▸ **Text for analysis**
※
Former Chief Justice of India
Assumed Office11th Sep, 1995
Retired On7th Nov, 2002
Chairman of the National Forest Commission
Chief Justice of the Gujarat High CourtDecember 14th 1993
Permanent Judge of Delhi High CourtNovember 19th 1983
Additional Judge of Delhi High CourtNovember 20th 1979
Central Government Standing Counsel 1975
Additional Standing Counsel for the Income Tax Department
Central Government Pleader in Delhi High Court
Justice Bhupinder Nath Kirpal began his career as an advocate in 1962. He worked in the Delhi High Court as a Central Government Pleader. Later he became the Additional Standing Counsel for the Income Tax Department.
He was appointed as the Additional Judge at the Delhi High Court in 1979. In 1983, he was appointed as the Permanent Judge of the Delhi High Court. He became the Chief Justice of the Gujarat High Court in 1993.
He was appointed as a judge of the Supreme Court in September 1995. He served as the Chief Justice of the Supreme Court between 6th May and 8th November 2002.
After his retirement, he served as the Chairman of the National Forest Commission.
In his eight year tenure at the Supreme Court, he authored 195 judgements and was part of 916 benches.
Justice Kirpal mostly dealt with cases pertaining to civil and service matters. He also heard several cases on property and constitutional law, along with cases on income tax and VAT.
In M.C. Mehta vs Union Of India And Ors a three-judge bench of Justice Kirpal, Justice V.N. Khare and Justice Ashok Bhushan passed a judgement in 2002 regarding the allocation of CNG. The Court imposed a duty on the State to protect and improve public health, and to improve the quality of air in Delhi.
In T.M.A. Pai Foundation and Ors. vs. State of Karnataka and Ors. Justice Kirpal authored the judgement stating that minority groups have the right to establish educational institutions under Article 30(1) of the Constitution of India, 1950. He noted that all individuals have a right to establish and administer educational institutions under Article 19(1)(g) and Article 26, and specifically minorities under Article 30. Miinorities whether linguistic or religious, have to be ascertained state-wise.
In T.N. Godavarman Thirumulkpad vs Union Of India, a division bench consisting of Justice B.N. Kirpal and J.S Verma issued detailed directions for the sustainable use of forests and creating a monitoring and implementation system through regional and state level communities, regulating the felling, use and movement of timber across the country in the hope of preserving the nation's forest. The bench examined the meaning of the word ‘forest’ in the Forest Conservation Act, 1980 and also held that no commercial activities could take place in any place classified as a ‘forest’ without prior Central Government approval.
In Union of India v Delhi High Court Bar Association, a three-judge bench upheld the constitutional validity of the Recovery of Debts Due to Banks and Financial Institutions Act, 1993. Its validity had been challenged on the grounds of it being arbitrary and hence in violation of Article 14 of the Indian Constitution. In a judgment authored by Justice Kirpal, the Supreme Court overturned the decision of the Delhi High Court. And held that under Entry 45 of List I of the 7th Schedule of the Constitution, the Central Government had the power to legislate on matters relating to banking. Thus the Government could set up an adjudicatory authority like the Banking Tribunal. Establishing a pecuniary jurisdiction that infringed on the original jurisdiction of a few high courts could not be a ground for holding the Act invalid as the High Courts in question could easily divest themselves of their original jurisdiction.
※
(Dataset entries)
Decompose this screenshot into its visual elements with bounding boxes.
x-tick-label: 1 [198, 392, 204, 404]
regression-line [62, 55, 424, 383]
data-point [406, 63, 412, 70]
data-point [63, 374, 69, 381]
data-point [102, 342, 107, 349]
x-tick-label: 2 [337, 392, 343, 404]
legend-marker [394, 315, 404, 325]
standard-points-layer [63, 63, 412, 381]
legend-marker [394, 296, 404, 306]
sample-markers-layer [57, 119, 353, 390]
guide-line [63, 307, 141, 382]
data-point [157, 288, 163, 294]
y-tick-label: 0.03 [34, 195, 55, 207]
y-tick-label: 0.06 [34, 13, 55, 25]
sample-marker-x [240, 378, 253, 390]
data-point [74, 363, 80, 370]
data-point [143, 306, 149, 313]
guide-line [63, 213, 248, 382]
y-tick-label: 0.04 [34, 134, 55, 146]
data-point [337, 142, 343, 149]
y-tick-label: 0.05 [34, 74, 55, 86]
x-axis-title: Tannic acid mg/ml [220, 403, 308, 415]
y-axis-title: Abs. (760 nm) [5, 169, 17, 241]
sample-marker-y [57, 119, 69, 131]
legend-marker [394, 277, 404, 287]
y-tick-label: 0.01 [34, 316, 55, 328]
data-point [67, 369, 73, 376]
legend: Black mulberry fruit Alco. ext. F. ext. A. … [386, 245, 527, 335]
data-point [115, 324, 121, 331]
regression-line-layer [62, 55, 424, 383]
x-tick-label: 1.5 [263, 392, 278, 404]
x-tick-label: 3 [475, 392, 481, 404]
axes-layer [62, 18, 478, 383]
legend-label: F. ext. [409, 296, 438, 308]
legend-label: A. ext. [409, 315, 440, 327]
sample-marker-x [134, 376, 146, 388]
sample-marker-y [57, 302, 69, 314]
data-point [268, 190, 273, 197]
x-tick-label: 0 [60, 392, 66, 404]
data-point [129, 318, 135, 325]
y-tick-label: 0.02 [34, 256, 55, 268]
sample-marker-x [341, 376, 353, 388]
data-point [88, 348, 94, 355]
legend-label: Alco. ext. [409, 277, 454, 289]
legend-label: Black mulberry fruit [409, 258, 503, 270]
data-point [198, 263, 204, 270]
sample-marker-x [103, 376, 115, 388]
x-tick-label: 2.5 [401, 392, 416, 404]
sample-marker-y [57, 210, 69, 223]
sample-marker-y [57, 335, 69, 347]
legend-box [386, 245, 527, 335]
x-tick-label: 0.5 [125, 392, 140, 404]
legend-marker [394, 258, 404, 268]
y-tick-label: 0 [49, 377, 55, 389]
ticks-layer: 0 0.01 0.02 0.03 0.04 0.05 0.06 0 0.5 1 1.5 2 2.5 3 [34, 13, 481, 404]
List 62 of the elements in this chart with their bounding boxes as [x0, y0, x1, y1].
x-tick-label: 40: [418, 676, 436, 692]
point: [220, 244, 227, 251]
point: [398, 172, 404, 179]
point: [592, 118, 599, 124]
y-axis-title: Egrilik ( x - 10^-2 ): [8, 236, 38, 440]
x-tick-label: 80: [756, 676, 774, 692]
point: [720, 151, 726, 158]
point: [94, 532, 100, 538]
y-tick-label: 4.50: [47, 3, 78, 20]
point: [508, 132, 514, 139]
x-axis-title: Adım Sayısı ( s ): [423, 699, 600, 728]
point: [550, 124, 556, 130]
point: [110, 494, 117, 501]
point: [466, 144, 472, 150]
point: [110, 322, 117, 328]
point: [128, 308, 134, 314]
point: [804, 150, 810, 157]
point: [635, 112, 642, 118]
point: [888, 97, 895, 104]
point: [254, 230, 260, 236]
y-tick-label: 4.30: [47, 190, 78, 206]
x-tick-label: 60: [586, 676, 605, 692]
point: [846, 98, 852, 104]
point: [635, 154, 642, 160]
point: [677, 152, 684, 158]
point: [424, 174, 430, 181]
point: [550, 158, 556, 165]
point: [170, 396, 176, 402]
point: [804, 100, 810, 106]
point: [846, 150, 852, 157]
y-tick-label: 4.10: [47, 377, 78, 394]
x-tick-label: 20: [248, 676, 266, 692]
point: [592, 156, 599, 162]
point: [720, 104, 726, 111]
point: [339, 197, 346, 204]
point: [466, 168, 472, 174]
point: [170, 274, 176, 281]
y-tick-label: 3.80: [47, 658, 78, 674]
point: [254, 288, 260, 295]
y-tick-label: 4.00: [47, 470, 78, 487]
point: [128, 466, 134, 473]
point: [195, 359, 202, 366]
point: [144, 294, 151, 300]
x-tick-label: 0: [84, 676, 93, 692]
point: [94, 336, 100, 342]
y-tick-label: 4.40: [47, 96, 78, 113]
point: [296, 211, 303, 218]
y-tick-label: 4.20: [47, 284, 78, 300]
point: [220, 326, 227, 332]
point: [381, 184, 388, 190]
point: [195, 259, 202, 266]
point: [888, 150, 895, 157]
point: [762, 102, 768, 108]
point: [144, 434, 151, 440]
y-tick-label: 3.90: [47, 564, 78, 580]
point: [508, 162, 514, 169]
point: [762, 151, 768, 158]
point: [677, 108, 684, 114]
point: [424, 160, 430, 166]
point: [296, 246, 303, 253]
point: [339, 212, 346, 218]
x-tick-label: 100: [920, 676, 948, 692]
※
▸ **Action item**
According to the profile of Justice Bhupinder Nath Kirpal, how many judgements did he author during his tenure at the Supreme Court?

▸ **Task answer**
He authored 195 judgements.